• _Raw records_:
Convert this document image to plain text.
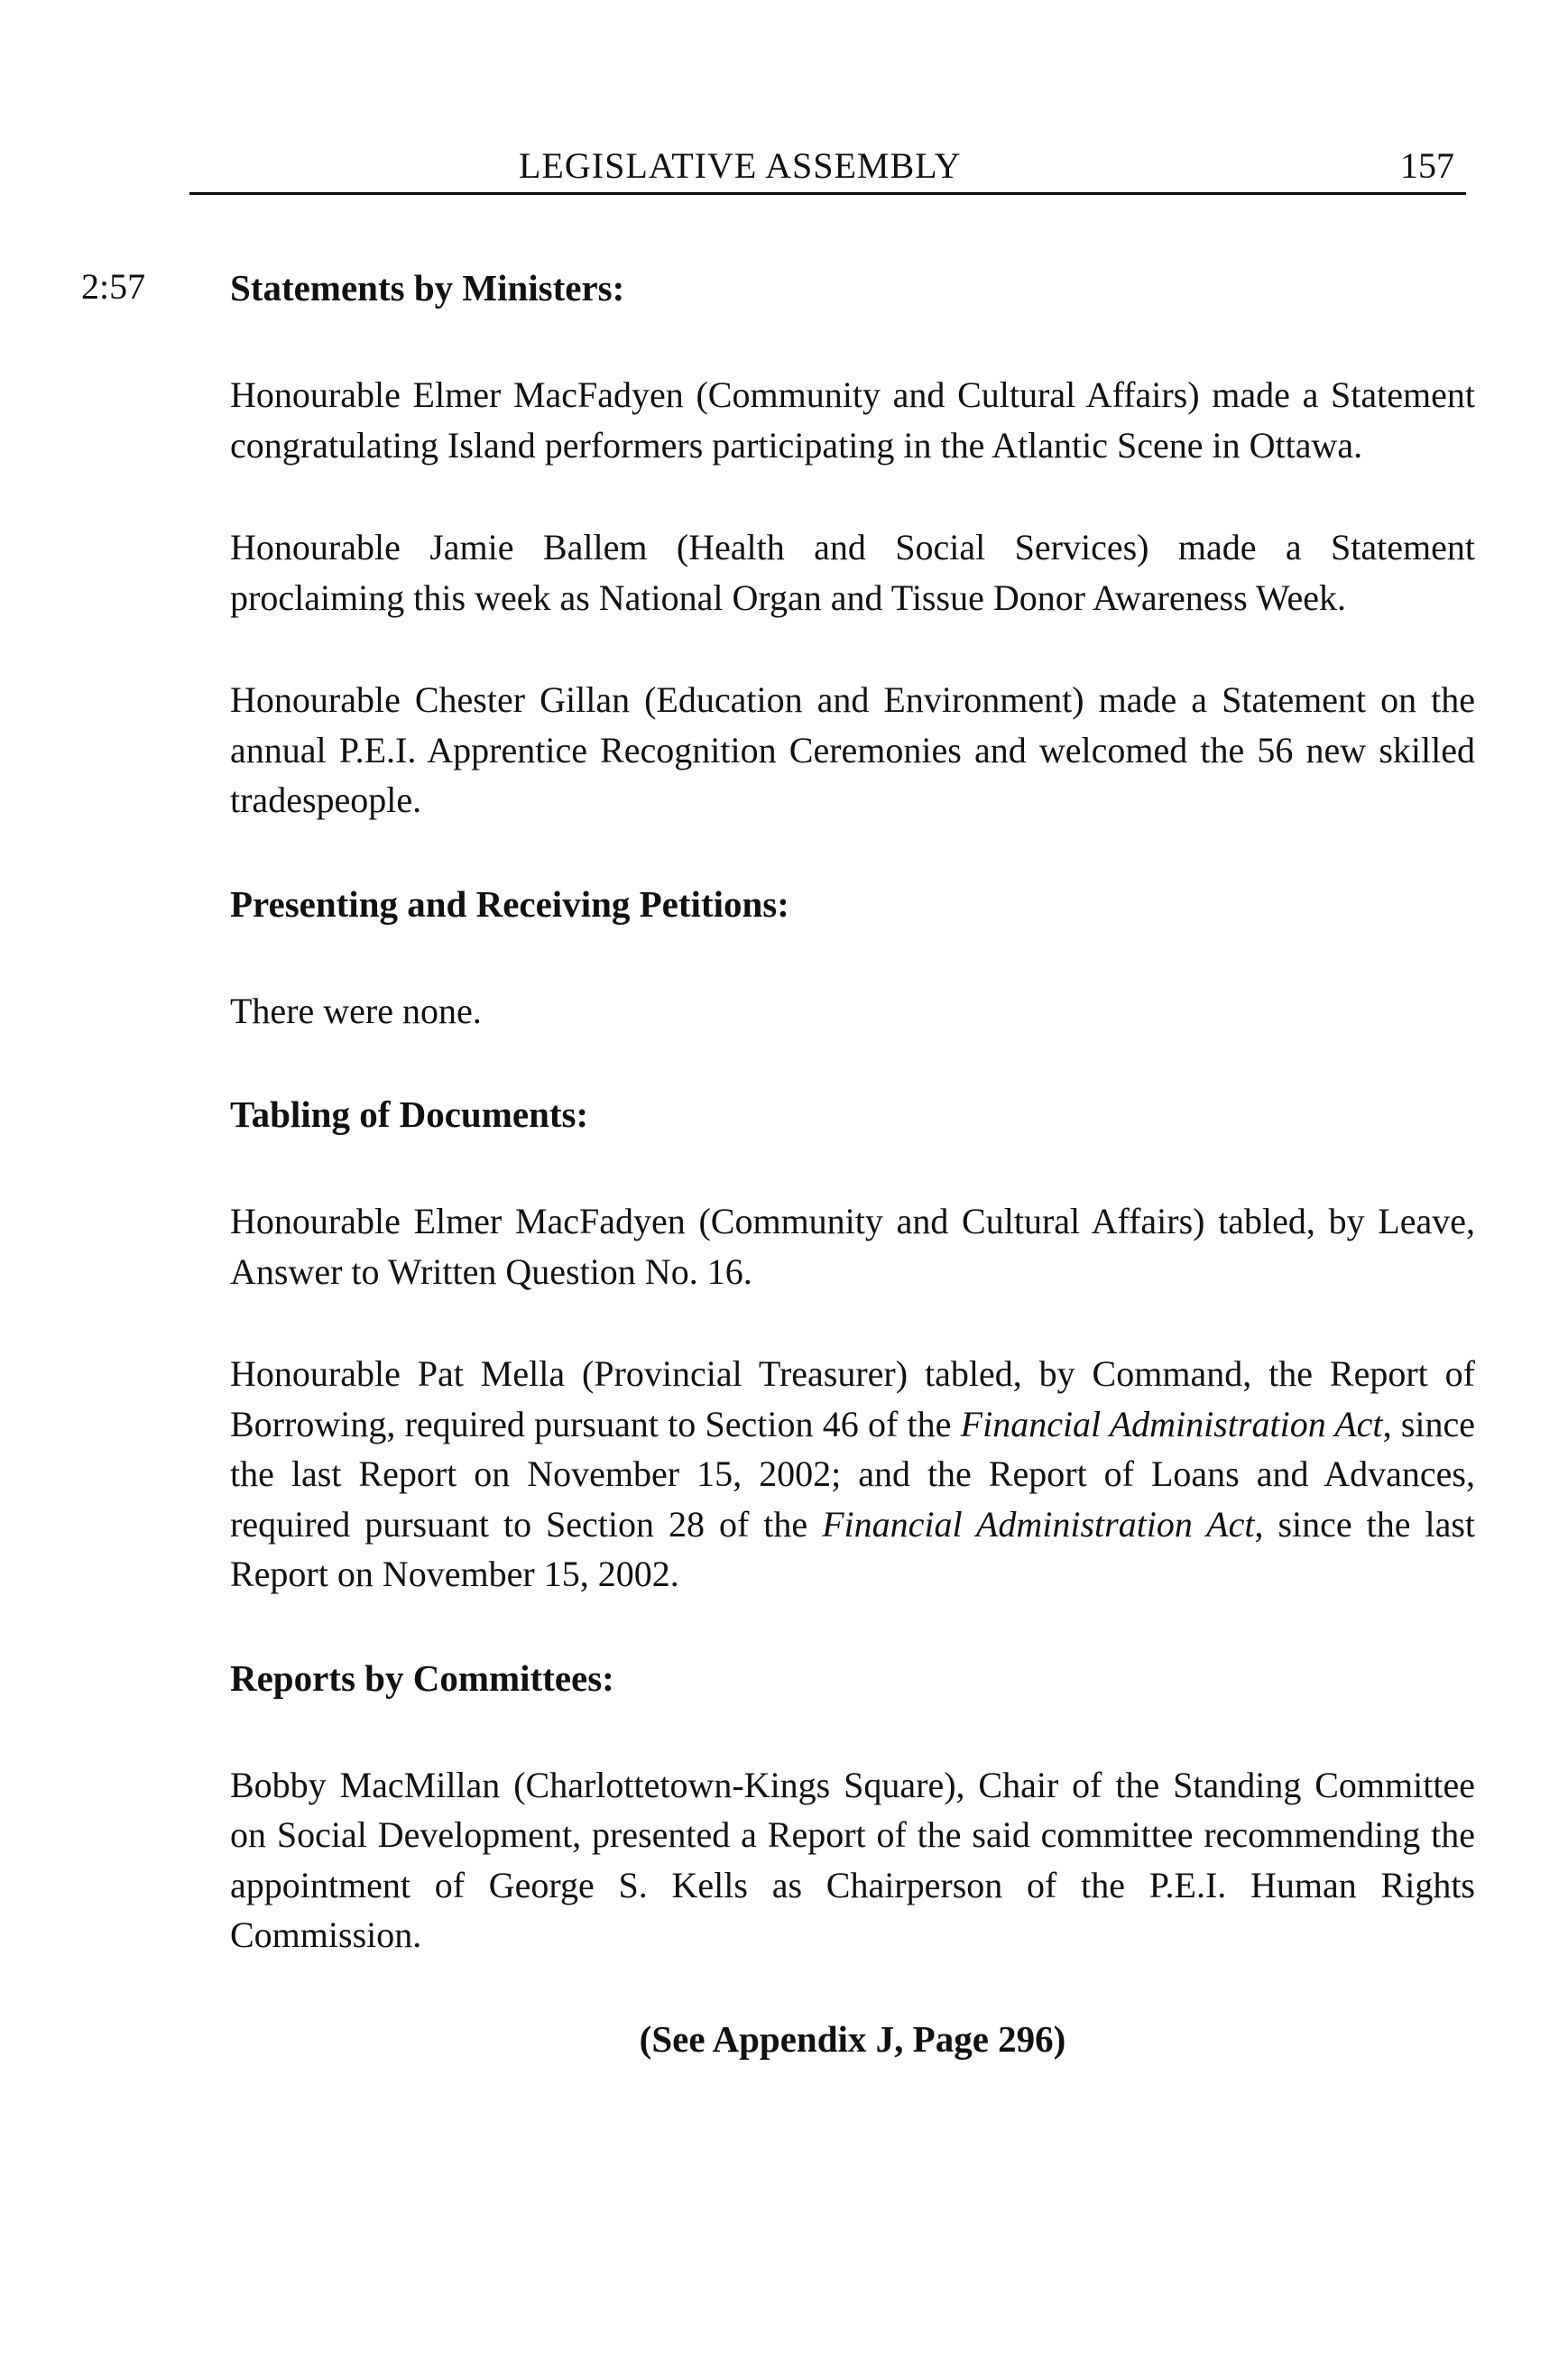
LEGISLATIVE ASSEMBLY	157
2:57 Statements by Ministers:

Honourable Elmer MacFadyen (Community and Cultural Affairs) made a Statement congratulating Island performers participating in the Atlantic Scene in Ottawa.

Honourable Jamie Ballem (Health and Social Services) made a Statement proclaiming this week as National Organ and Tissue Donor Awareness Week.

Honourable Chester Gillan (Education and Environment) made a Statement on the annual P.E.I. Apprentice Recognition Ceremonies and welcomed the 56 new skilled tradespeople.

Presenting and Receiving Petitions:

There were none.

Tabling of Documents:

Honourable Elmer MacFadyen (Community and Cultural Affairs) tabled, by Leave, Answer to Written Question No. 16.

Honourable Pat Mella (Provincial Treasurer) tabled, by Command, the Report of Borrowing, required pursuant to Section 46 of the Financial Administration Act, since the last Report on November 15, 2002; and the Report of Loans and Advances, required pursuant to Section 28 of the Financial Administration Act, since the last Report on November 15, 2002.

Reports by Committees:

Bobby MacMillan (Charlottetown-Kings Square), Chair of the Standing Committee on Social Development, presented a Report of the said committee recommending the appointment of George S. Kells as Chairperson of the P.E.I. Human Rights Commission.

(See Appendix J, Page 296)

• _What is required_: Quote the entries in full. Any image among them is to be omitted from the copy.

• _Correct output_:
Convert this document image to plain text.
LEGISLATIVE ASSEMBLY	157
2:57 Statements by Ministers:

Honourable Elmer MacFadyen (Community and Cultural Affairs) made a Statement congratulating Island performers participating in the Atlantic Scene in Ottawa.

Honourable Jamie Ballem (Health and Social Services) made a Statement proclaiming this week as National Organ and Tissue Donor Awareness Week.

Honourable Chester Gillan (Education and Environment) made a Statement on the annual P.E.I. Apprentice Recognition Ceremonies and welcomed the 56 new skilled tradespeople.

Presenting and Receiving Petitions:

There were none.

Tabling of Documents:

Honourable Elmer MacFadyen (Community and Cultural Affairs) tabled, by Leave, Answer to Written Question No. 16.

Honourable Pat Mella (Provincial Treasurer) tabled, by Command, the Report of Borrowing, required pursuant to Section 46 of the Financial Administration Act, since the last Report on November 15, 2002; and the Report of Loans and Advances, required pursuant to Section 28 of the Financial Administration Act, since the last Report on November 15, 2002.

Reports by Committees:

Bobby MacMillan (Charlottetown-Kings Square), Chair of the Standing Committee on Social Development, presented a Report of the said committee recommending the appointment of George S. Kells as Chairperson of the P.E.I. Human Rights Commission.

(See Appendix J, Page 296)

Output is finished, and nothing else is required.